───── Stored records
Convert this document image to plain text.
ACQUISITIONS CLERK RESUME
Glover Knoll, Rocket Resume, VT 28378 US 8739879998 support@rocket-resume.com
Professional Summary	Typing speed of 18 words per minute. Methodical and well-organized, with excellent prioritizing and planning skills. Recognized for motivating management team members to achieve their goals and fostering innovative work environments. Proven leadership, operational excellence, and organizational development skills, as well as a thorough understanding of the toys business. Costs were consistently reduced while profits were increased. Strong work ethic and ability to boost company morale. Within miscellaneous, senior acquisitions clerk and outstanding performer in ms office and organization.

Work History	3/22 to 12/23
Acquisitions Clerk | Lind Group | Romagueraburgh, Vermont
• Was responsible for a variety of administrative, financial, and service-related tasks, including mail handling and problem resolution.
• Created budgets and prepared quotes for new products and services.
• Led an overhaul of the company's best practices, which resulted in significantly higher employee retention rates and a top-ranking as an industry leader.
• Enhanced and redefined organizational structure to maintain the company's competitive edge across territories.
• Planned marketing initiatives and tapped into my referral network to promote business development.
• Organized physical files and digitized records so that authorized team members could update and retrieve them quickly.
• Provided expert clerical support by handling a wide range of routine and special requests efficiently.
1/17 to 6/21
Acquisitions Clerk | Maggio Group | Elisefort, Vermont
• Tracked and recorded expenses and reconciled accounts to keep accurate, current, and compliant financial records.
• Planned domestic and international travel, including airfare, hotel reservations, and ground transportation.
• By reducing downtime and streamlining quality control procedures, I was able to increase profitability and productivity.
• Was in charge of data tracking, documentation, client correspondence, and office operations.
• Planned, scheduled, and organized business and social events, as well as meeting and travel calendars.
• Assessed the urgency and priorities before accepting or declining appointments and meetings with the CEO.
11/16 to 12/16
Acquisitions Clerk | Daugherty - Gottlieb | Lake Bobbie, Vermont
──────────
-- Set exercise --
From the entries, copy out each line containing the word "travel".

-- Answer to the exercise --
• Planned domestic and international travel, including airfare, hotel reservations, and ground transportation.
• Planned, scheduled, and organized business and social events, as well as meeting and travel calendars.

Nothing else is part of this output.